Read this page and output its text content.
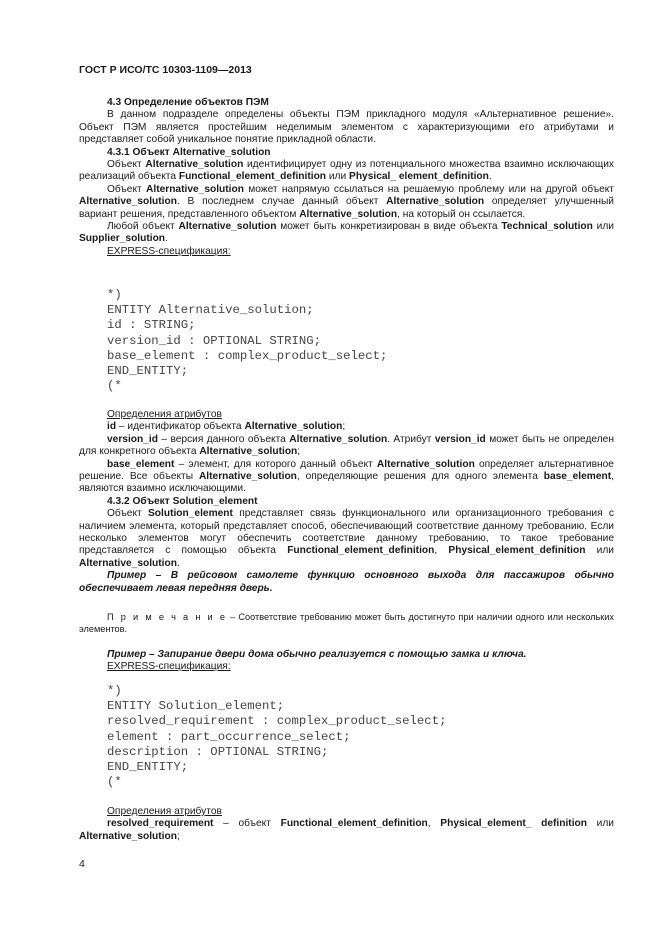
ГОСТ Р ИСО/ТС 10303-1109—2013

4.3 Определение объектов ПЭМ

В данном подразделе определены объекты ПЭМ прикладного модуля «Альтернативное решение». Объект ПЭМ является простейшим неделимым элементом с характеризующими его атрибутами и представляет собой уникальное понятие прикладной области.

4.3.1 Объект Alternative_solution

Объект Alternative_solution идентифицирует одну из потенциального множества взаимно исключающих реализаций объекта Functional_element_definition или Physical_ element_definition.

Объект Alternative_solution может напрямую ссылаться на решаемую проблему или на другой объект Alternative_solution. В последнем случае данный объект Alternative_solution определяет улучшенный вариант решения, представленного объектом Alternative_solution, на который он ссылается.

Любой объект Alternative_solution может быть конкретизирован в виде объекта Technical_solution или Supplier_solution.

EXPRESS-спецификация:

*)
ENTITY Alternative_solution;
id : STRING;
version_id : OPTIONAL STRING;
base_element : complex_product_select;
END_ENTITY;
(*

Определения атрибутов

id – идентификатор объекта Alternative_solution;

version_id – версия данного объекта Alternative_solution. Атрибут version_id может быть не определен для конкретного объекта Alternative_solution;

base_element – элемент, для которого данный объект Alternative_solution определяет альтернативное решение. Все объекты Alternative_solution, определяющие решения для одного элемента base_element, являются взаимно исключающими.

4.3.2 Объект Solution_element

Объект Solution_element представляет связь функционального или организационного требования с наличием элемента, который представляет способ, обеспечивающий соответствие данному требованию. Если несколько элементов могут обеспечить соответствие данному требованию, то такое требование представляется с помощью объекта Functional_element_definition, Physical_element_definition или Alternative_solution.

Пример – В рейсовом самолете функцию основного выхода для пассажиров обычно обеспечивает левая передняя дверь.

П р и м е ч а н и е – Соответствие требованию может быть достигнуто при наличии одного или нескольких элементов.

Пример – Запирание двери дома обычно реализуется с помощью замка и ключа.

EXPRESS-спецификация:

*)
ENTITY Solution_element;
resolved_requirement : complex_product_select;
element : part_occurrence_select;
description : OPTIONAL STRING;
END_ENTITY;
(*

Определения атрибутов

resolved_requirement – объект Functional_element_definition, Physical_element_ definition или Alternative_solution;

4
════════════════════
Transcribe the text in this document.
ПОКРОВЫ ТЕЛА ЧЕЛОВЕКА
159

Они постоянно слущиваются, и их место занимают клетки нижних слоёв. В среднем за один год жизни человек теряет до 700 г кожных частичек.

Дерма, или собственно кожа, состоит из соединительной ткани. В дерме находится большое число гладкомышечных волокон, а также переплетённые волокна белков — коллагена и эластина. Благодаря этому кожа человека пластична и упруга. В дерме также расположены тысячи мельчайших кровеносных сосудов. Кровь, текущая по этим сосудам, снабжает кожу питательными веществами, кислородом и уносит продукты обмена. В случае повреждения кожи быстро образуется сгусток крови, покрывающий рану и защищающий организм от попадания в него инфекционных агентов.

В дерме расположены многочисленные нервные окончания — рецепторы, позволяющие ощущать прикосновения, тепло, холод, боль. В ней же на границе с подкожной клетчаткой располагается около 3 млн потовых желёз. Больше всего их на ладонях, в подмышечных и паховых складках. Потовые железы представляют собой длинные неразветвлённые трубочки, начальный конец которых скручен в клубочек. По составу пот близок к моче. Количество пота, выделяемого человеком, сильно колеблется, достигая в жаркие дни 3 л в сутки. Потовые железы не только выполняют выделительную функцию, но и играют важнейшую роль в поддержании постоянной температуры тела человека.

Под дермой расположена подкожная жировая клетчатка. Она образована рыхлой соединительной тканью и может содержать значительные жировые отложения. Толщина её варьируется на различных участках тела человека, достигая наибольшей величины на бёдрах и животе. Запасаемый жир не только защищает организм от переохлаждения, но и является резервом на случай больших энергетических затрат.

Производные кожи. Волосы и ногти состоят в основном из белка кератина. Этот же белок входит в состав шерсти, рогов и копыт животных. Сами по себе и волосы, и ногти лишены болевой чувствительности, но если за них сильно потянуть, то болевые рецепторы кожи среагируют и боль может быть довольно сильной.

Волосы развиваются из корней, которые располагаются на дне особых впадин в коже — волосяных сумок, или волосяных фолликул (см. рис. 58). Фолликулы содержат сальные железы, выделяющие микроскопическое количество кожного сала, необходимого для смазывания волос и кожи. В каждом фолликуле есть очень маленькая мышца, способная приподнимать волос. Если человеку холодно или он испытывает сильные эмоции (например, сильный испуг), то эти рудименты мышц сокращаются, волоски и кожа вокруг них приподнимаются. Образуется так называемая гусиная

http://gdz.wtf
════════════════════
• [EXERCISE]
Among these entries, how many lines include the string "объекты"? Reply with the number by itself.

• [ANSWER BELOW]
2